(Rows from a dataset)
----

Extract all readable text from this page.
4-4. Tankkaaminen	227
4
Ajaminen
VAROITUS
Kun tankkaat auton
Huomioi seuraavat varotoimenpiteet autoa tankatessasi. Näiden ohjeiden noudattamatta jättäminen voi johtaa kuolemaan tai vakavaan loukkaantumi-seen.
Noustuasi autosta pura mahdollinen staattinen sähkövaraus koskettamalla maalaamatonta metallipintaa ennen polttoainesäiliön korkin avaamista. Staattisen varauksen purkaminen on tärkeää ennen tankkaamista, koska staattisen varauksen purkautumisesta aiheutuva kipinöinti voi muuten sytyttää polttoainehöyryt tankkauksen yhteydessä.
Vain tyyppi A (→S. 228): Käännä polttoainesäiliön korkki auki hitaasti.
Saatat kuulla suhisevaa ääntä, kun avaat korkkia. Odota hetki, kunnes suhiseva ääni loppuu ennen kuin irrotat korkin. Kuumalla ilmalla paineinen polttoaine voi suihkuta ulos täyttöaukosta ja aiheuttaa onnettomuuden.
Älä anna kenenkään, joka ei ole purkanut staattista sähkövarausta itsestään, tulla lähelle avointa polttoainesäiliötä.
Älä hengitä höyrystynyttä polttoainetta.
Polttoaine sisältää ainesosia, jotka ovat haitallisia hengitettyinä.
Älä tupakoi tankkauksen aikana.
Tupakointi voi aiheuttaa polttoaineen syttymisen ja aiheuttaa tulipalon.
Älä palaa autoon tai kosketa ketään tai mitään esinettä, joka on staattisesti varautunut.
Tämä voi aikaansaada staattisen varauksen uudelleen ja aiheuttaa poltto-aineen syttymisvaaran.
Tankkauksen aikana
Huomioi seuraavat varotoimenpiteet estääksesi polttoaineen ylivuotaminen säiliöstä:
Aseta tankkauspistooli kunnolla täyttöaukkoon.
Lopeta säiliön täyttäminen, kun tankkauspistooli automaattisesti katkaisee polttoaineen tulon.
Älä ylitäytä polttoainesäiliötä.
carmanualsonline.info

----

§ Aim: Write out the whole listing again, exactly as it stands.

§ Result of the exercise:
Extract all readable text from this page.
4-4. Tankkaaminen	227
4
Ajaminen
VAROITUS
Kun tankkaat auton
Huomioi seuraavat varotoimenpiteet autoa tankatessasi. Näiden ohjeiden noudattamatta jättäminen voi johtaa kuolemaan tai vakavaan loukkaantumi-seen.
Noustuasi autosta pura mahdollinen staattinen sähkövaraus koskettamalla maalaamatonta metallipintaa ennen polttoainesäiliön korkin avaamista. Staattisen varauksen purkaminen on tärkeää ennen tankkaamista, koska staattisen varauksen purkautumisesta aiheutuva kipinöinti voi muuten sytyttää polttoainehöyryt tankkauksen yhteydessä.
Vain tyyppi A (→S. 228): Käännä polttoainesäiliön korkki auki hitaasti.
Saatat kuulla suhisevaa ääntä, kun avaat korkkia. Odota hetki, kunnes suhiseva ääni loppuu ennen kuin irrotat korkin. Kuumalla ilmalla paineinen polttoaine voi suihkuta ulos täyttöaukosta ja aiheuttaa onnettomuuden.
Älä anna kenenkään, joka ei ole purkanut staattista sähkövarausta itsestään, tulla lähelle avointa polttoainesäiliötä.
Älä hengitä höyrystynyttä polttoainetta.
Polttoaine sisältää ainesosia, jotka ovat haitallisia hengitettyinä.
Älä tupakoi tankkauksen aikana.
Tupakointi voi aiheuttaa polttoaineen syttymisen ja aiheuttaa tulipalon.
Älä palaa autoon tai kosketa ketään tai mitään esinettä, joka on staattisesti varautunut.
Tämä voi aikaansaada staattisen varauksen uudelleen ja aiheuttaa poltto-aineen syttymisvaaran.
Tankkauksen aikana
Huomioi seuraavat varotoimenpiteet estääksesi polttoaineen ylivuotaminen säiliöstä:
Aseta tankkauspistooli kunnolla täyttöaukkoon.
Lopeta säiliön täyttäminen, kun tankkauspistooli automaattisesti katkaisee polttoaineen tulon.
Älä ylitäytä polttoainesäiliötä.
carmanualsonline.info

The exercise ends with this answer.